**What the exercise asks**: Extract the data exactly, missing nothing.
• • • • • • •
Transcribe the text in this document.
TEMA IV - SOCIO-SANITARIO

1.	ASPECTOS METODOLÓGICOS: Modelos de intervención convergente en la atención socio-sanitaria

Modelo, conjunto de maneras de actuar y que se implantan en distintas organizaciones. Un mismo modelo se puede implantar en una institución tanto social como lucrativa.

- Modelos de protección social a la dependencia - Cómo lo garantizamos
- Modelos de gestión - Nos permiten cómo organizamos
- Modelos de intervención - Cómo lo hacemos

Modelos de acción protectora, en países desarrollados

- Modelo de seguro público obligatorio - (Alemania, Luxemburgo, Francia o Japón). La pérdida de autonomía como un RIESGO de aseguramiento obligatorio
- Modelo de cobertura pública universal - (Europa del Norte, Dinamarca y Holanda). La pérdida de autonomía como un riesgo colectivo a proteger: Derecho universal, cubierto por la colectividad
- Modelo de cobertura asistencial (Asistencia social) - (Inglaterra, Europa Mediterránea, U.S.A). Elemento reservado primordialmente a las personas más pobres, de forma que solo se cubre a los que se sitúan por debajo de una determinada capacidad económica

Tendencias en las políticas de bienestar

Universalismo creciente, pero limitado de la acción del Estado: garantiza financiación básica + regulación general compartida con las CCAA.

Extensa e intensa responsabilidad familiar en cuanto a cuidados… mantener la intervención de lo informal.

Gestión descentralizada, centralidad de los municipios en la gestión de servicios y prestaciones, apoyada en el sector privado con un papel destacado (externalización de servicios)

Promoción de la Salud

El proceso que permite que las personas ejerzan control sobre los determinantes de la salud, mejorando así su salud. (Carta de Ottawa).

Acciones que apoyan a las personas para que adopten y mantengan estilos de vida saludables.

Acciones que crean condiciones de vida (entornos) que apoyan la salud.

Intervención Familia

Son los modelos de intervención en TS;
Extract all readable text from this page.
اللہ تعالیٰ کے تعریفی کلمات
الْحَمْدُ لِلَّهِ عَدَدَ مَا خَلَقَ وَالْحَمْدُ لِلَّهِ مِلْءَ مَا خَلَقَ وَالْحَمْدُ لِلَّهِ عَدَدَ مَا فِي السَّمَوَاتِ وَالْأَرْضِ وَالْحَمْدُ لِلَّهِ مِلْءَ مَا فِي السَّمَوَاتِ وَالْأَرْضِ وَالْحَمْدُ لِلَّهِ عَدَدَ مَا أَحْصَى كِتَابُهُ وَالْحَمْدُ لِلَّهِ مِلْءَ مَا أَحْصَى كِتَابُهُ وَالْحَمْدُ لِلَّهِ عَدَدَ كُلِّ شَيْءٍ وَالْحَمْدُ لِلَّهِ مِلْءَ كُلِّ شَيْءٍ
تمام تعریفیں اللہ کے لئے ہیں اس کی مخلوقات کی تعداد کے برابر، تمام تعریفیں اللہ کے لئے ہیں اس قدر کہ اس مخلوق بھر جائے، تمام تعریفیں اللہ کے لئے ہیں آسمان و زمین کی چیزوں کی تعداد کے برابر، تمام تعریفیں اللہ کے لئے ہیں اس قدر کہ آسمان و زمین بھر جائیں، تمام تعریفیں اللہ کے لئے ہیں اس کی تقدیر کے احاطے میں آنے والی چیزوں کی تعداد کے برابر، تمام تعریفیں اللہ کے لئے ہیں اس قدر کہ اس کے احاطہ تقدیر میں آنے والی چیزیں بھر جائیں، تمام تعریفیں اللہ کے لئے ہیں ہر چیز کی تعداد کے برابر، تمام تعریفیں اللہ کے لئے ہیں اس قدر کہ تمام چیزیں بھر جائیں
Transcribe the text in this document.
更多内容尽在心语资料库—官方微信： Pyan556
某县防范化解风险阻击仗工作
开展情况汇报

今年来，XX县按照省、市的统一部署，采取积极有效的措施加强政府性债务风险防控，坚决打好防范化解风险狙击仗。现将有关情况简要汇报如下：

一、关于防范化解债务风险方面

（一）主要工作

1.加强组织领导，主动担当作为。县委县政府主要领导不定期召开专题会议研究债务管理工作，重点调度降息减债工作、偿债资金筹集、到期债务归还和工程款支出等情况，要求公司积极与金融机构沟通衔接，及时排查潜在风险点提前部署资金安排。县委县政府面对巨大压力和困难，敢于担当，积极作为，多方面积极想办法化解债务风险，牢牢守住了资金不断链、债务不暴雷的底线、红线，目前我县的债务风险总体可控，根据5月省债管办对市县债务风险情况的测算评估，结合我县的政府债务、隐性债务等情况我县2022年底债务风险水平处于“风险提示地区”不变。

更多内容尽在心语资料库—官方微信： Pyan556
• • • • • • •
**Reply to the task**:
Transcribe the text in this document.
TEMA IV - SOCIO-SANITARIO

1.	ASPECTOS METODOLÓGICOS: Modelos de intervención convergente en la atención socio-sanitaria

Modelo, conjunto de maneras de actuar y que se implantan en distintas organizaciones. Un mismo modelo se puede implantar en una institución tanto social como lucrativa.

- Modelos de protección social a la dependencia - Cómo lo garantizamos
- Modelos de gestión - Nos permiten cómo organizamos
- Modelos de intervención - Cómo lo hacemos

Modelos de acción protectora, en países desarrollados

- Modelo de seguro público obligatorio - (Alemania, Luxemburgo, Francia o Japón). La pérdida de autonomía como un RIESGO de aseguramiento obligatorio
- Modelo de cobertura pública universal - (Europa del Norte, Dinamarca y Holanda). La pérdida de autonomía como un riesgo colectivo a proteger: Derecho universal, cubierto por la colectividad
- Modelo de cobertura asistencial (Asistencia social) - (Inglaterra, Europa Mediterránea, U.S.A). Elemento reservado primordialmente a las personas más pobres, de forma que solo se cubre a los que se sitúan por debajo de una determinada capacidad económica

Tendencias en las políticas de bienestar

Universalismo creciente, pero limitado de la acción del Estado: garantiza financiación básica + regulación general compartida con las CCAA.

Extensa e intensa responsabilidad familiar en cuanto a cuidados… mantener la intervención de lo informal.

Gestión descentralizada, centralidad de los municipios en la gestión de servicios y prestaciones, apoyada en el sector privado con un papel destacado (externalización de servicios)

Promoción de la Salud

El proceso que permite que las personas ejerzan control sobre los determinantes de la salud, mejorando así su salud. (Carta de Ottawa).

Acciones que apoyan a las personas para que adopten y mantengan estilos de vida saludables.

Acciones que crean condiciones de vida (entornos) que apoyan la salud.

Intervención Familia

Son los modelos de intervención en TS;
Extract all readable text from this page.
اللہ تعالیٰ کے تعریفی کلمات
الْحَمْدُ لِلَّهِ عَدَدَ مَا خَلَقَ وَالْحَمْدُ لِلَّهِ مِلْءَ مَا خَلَقَ وَالْحَمْدُ لِلَّهِ عَدَدَ مَا فِي السَّمَوَاتِ وَالْأَرْضِ وَالْحَمْدُ لِلَّهِ مِلْءَ مَا فِي السَّمَوَاتِ وَالْأَرْضِ وَالْحَمْدُ لِلَّهِ عَدَدَ مَا أَحْصَى كِتَابُهُ وَالْحَمْدُ لِلَّهِ مِلْءَ مَا أَحْصَى كِتَابُهُ وَالْحَمْدُ لِلَّهِ عَدَدَ كُلِّ شَيْءٍ وَالْحَمْدُ لِلَّهِ مِلْءَ كُلِّ شَيْءٍ
تمام تعریفیں اللہ کے لئے ہیں اس کی مخلوقات کی تعداد کے برابر، تمام تعریفیں اللہ کے لئے ہیں اس قدر کہ اس مخلوق بھر جائے، تمام تعریفیں اللہ کے لئے ہیں آسمان و زمین کی چیزوں کی تعداد کے برابر، تمام تعریفیں اللہ کے لئے ہیں اس قدر کہ آسمان و زمین بھر جائیں، تمام تعریفیں اللہ کے لئے ہیں اس کی تقدیر کے احاطے میں آنے والی چیزوں کی تعداد کے برابر، تمام تعریفیں اللہ کے لئے ہیں اس قدر کہ اس کے احاطہ تقدیر میں آنے والی چیزیں بھر جائیں، تمام تعریفیں اللہ کے لئے ہیں ہر چیز کی تعداد کے برابر، تمام تعریفیں اللہ کے لئے ہیں اس قدر کہ تمام چیزیں بھر جائیں
Transcribe the text in this document.
更多内容尽在心语资料库—官方微信： Pyan556
某县防范化解风险阻击仗工作
开展情况汇报

今年来，XX县按照省、市的统一部署，采取积极有效的措施加强政府性债务风险防控，坚决打好防范化解风险狙击仗。现将有关情况简要汇报如下：

一、关于防范化解债务风险方面

（一）主要工作

1.加强组织领导，主动担当作为。县委县政府主要领导不定期召开专题会议研究债务管理工作，重点调度降息减债工作、偿债资金筹集、到期债务归还和工程款支出等情况，要求公司积极与金融机构沟通衔接，及时排查潜在风险点提前部署资金安排。县委县政府面对巨大压力和困难，敢于担当，积极作为，多方面积极想办法化解债务风险，牢牢守住了资金不断链、债务不暴雷的底线、红线，目前我县的债务风险总体可控，根据5月省债管办对市县债务风险情况的测算评估，结合我县的政府债务、隐性债务等情况我县2022年底债务风险水平处于“风险提示地区”不变。

更多内容尽在心语资料库—官方微信： Pyan556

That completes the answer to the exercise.